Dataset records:
===

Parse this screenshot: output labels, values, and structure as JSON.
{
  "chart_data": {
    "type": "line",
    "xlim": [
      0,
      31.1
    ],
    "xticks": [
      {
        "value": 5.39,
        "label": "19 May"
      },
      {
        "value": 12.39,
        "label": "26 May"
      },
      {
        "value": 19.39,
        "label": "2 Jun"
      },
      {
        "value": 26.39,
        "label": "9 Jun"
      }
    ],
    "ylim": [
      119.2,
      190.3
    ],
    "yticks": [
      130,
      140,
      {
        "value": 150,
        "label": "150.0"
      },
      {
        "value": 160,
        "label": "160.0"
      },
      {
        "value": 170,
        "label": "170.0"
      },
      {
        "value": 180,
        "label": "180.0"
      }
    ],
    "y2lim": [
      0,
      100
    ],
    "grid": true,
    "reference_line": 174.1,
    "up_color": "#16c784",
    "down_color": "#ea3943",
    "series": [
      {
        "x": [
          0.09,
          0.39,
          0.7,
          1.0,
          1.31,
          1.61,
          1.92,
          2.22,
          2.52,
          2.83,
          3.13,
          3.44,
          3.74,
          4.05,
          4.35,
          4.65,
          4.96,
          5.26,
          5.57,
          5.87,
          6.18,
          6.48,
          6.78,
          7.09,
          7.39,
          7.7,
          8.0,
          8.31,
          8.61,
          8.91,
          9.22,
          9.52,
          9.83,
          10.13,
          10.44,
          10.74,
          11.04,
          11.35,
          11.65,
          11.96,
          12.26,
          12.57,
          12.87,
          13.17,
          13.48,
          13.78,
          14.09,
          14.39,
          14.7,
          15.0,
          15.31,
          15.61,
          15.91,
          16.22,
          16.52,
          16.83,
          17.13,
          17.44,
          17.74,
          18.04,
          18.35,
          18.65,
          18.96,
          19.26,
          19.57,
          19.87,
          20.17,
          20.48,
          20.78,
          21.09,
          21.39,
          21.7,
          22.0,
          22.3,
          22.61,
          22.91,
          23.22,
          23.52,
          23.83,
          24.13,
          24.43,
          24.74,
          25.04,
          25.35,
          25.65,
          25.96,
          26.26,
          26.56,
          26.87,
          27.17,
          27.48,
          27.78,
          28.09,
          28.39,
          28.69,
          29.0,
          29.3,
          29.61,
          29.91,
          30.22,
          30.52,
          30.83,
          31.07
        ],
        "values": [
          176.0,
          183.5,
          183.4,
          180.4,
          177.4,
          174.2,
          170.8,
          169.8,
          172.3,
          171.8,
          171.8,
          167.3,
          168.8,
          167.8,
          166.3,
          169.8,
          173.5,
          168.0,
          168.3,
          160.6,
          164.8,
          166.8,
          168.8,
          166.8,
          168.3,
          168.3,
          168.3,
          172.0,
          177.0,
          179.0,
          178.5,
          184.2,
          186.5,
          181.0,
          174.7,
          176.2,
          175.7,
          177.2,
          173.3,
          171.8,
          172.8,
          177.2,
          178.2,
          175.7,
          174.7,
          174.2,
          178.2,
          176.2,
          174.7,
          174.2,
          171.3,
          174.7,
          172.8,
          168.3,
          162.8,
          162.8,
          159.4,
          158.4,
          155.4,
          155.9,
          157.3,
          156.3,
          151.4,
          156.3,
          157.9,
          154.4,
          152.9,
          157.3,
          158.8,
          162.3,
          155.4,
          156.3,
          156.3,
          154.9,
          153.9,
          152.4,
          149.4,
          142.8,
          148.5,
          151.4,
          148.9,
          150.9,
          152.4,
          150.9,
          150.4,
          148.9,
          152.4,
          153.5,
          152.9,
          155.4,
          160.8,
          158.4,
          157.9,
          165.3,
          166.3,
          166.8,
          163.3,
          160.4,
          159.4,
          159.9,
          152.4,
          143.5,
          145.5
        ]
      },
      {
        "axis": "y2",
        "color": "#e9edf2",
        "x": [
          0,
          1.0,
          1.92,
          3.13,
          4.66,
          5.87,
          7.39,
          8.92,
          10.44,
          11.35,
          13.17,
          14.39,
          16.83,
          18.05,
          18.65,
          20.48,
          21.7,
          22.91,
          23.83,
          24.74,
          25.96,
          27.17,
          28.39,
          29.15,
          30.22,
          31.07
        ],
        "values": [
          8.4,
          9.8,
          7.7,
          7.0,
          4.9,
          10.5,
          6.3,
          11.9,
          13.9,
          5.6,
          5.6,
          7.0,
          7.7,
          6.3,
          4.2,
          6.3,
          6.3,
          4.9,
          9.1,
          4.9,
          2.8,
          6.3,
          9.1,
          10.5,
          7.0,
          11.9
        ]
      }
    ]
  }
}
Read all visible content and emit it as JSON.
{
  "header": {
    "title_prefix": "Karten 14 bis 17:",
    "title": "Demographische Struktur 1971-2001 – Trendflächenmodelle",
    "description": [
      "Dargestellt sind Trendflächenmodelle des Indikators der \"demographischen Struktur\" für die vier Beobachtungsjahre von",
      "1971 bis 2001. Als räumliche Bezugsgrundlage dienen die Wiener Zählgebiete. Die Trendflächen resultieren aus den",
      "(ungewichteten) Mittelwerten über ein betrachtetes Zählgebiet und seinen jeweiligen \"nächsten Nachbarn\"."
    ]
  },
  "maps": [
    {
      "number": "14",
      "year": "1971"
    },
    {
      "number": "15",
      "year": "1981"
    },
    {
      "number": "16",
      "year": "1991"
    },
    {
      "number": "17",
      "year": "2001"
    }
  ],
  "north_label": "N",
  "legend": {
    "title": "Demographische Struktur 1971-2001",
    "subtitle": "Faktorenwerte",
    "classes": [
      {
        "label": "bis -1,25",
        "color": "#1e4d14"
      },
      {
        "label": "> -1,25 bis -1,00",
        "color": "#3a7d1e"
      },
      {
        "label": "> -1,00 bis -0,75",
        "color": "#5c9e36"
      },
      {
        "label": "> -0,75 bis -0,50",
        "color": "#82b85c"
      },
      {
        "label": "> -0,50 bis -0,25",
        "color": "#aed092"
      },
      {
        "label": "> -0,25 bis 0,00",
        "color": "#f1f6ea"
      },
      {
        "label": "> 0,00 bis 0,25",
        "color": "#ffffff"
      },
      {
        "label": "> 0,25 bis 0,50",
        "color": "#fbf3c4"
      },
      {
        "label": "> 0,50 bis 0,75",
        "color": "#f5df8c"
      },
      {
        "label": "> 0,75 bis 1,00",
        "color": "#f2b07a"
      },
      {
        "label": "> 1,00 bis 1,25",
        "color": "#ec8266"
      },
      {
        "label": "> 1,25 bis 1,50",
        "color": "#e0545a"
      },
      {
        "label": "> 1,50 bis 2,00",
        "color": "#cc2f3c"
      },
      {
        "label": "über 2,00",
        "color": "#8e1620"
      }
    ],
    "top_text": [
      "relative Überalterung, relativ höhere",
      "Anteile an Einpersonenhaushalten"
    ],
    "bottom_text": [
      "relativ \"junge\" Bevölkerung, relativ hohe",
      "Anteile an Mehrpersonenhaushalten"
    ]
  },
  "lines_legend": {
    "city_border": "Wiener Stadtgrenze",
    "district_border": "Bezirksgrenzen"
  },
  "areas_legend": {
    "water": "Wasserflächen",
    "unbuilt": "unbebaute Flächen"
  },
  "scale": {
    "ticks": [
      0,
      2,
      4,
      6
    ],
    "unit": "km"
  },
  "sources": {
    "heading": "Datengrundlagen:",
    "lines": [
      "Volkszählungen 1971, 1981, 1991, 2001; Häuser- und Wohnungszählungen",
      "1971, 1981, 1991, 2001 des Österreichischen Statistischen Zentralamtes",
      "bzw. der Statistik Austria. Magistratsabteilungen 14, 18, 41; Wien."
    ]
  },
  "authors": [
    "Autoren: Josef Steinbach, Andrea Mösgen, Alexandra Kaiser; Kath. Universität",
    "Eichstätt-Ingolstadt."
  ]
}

===

▶ **Directions for this task**
Copy out every line from the data above that has "relativ" in it.

▶ **Full response**
      "relative Überalterung, relativ höhere",
      "relativ \"junge\" Bevölkerung, relativ hohe",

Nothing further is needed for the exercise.